Set task:
Show all lines that include the string "Syracuse"; copy each one.

Records shown:
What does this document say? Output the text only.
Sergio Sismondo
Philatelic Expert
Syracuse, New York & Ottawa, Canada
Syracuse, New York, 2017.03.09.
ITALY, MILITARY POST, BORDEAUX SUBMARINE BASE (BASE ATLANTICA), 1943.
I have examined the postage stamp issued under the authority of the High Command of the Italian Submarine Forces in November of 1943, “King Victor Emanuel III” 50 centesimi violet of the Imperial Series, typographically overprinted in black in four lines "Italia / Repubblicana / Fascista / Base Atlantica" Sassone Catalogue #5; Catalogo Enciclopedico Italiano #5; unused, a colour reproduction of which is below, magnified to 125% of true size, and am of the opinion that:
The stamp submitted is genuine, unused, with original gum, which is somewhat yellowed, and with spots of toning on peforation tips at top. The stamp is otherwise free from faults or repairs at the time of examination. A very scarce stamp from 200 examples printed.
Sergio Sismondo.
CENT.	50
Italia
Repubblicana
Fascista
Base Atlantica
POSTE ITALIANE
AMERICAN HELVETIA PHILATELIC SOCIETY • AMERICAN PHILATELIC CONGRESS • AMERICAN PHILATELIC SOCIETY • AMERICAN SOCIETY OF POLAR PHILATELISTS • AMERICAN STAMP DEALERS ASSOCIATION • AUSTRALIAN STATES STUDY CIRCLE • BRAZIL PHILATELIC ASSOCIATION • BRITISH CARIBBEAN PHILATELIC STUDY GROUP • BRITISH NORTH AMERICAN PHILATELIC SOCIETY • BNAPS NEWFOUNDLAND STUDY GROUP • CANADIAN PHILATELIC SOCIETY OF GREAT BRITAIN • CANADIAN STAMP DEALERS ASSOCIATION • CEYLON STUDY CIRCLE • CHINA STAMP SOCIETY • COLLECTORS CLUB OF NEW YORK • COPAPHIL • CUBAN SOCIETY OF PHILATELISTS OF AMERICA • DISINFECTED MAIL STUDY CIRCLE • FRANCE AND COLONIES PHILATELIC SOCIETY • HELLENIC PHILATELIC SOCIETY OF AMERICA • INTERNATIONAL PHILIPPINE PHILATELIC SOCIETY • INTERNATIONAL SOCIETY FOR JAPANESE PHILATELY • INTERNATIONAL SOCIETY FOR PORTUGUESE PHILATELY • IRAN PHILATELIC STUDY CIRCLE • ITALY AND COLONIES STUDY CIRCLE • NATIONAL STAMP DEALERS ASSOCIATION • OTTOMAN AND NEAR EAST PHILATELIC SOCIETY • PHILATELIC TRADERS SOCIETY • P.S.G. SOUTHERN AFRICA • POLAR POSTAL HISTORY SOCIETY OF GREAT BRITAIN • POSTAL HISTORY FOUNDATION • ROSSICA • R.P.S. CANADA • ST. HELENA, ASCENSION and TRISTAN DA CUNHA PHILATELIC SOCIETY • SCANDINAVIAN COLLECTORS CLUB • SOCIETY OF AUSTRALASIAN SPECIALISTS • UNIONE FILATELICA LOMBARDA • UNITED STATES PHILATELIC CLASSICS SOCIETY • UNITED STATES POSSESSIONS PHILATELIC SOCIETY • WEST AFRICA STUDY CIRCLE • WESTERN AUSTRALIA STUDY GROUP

Finished answer:
Syracuse, New York & Ottawa, Canada
Syracuse, New York, 2017.03.09.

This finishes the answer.